*PROBLEM DESCRIPTION*. Please quote every one of the items below, word for word and in the same order.

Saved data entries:

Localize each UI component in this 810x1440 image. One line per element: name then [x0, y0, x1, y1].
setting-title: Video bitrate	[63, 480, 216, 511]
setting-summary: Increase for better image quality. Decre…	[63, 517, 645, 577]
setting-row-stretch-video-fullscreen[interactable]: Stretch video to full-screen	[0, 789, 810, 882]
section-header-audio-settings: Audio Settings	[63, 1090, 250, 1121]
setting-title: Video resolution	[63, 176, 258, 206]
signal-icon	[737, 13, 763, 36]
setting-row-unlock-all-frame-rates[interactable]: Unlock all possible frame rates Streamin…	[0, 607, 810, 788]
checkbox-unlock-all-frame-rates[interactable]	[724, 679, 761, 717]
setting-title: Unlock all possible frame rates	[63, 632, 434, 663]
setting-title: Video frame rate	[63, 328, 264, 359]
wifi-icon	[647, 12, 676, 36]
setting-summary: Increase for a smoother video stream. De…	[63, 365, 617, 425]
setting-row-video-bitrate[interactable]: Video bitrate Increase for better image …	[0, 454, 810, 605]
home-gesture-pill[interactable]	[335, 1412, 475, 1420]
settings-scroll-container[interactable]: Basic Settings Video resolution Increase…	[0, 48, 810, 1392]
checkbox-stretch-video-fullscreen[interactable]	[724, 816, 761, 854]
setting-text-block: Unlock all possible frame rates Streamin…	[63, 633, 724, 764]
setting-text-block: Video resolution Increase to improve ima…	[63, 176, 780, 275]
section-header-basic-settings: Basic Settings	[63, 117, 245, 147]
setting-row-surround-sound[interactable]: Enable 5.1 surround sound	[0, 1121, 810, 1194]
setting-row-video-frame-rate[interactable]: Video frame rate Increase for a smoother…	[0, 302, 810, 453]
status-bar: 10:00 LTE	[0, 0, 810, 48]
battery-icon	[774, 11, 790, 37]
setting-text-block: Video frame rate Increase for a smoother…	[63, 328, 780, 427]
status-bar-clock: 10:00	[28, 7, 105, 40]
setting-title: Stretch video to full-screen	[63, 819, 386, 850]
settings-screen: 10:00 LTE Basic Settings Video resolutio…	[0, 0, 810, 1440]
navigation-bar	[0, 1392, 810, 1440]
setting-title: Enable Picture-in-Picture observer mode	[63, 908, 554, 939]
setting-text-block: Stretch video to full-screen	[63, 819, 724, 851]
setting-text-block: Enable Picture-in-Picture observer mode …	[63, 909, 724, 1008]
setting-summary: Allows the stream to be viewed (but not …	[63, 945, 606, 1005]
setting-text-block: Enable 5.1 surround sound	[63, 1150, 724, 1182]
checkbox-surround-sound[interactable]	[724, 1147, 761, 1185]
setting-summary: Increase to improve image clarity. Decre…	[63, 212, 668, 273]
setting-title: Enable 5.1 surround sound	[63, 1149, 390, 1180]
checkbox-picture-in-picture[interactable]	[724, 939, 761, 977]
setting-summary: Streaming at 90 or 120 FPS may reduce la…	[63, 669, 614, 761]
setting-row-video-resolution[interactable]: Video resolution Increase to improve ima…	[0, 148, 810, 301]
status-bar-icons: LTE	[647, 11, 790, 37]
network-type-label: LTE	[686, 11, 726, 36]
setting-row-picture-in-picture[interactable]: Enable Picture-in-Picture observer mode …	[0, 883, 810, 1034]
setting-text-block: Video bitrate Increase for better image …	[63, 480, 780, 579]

*SOLUTION FOR THIS TASK*.
Localize each UI component in this 810x1440 image. One line per element: name then [x0, y0, x1, y1].
setting-title: Video bitrate	[63, 480, 216, 511]
setting-summary: Increase for better image quality. Decre…	[63, 517, 645, 577]
setting-row-stretch-video-fullscreen[interactable]: Stretch video to full-screen	[0, 789, 810, 882]
section-header-audio-settings: Audio Settings	[63, 1090, 250, 1121]
setting-title: Video resolution	[63, 176, 258, 206]
signal-icon	[737, 13, 763, 36]
setting-row-unlock-all-frame-rates[interactable]: Unlock all possible frame rates Streamin…	[0, 607, 810, 788]
checkbox-unlock-all-frame-rates[interactable]	[724, 679, 761, 717]
setting-title: Unlock all possible frame rates	[63, 632, 434, 663]
setting-title: Video frame rate	[63, 328, 264, 359]
wifi-icon	[647, 12, 676, 36]
setting-summary: Increase for a smoother video stream. De…	[63, 365, 617, 425]
setting-row-video-bitrate[interactable]: Video bitrate Increase for better image …	[0, 454, 810, 605]
home-gesture-pill[interactable]	[335, 1412, 475, 1420]
settings-scroll-container[interactable]: Basic Settings Video resolution Increase…	[0, 48, 810, 1392]
checkbox-stretch-video-fullscreen[interactable]	[724, 816, 761, 854]
setting-text-block: Unlock all possible frame rates Streamin…	[63, 633, 724, 764]
setting-text-block: Video resolution Increase to improve ima…	[63, 176, 780, 275]
section-header-basic-settings: Basic Settings	[63, 117, 245, 147]
setting-row-surround-sound[interactable]: Enable 5.1 surround sound	[0, 1121, 810, 1194]
setting-row-video-frame-rate[interactable]: Video frame rate Increase for a smoother…	[0, 302, 810, 453]
status-bar: 10:00 LTE	[0, 0, 810, 48]
battery-icon	[774, 11, 790, 37]
setting-text-block: Video frame rate Increase for a smoother…	[63, 328, 780, 427]
status-bar-clock: 10:00	[28, 7, 105, 40]
setting-title: Stretch video to full-screen	[63, 819, 386, 850]
settings-screen: 10:00 LTE Basic Settings Video resolutio…	[0, 0, 810, 1440]
navigation-bar	[0, 1392, 810, 1440]
setting-title: Enable Picture-in-Picture observer mode	[63, 908, 554, 939]
setting-text-block: Stretch video to full-screen	[63, 819, 724, 851]
setting-text-block: Enable Picture-in-Picture observer mode …	[63, 909, 724, 1008]
setting-summary: Allows the stream to be viewed (but not …	[63, 945, 606, 1005]
setting-text-block: Enable 5.1 surround sound	[63, 1150, 724, 1182]
checkbox-surround-sound[interactable]	[724, 1147, 761, 1185]
setting-summary: Increase to improve image clarity. Decre…	[63, 212, 668, 273]
setting-title: Enable 5.1 surround sound	[63, 1149, 390, 1180]
checkbox-picture-in-picture[interactable]	[724, 939, 761, 977]
setting-summary: Streaming at 90 or 120 FPS may reduce la…	[63, 669, 614, 761]
setting-row-video-resolution[interactable]: Video resolution Increase to improve ima…	[0, 148, 810, 301]
status-bar-icons: LTE	[647, 11, 790, 37]
network-type-label: LTE	[686, 11, 726, 36]
setting-row-picture-in-picture[interactable]: Enable Picture-in-Picture observer mode …	[0, 883, 810, 1034]
setting-text-block: Video bitrate Increase for better image …	[63, 480, 780, 579]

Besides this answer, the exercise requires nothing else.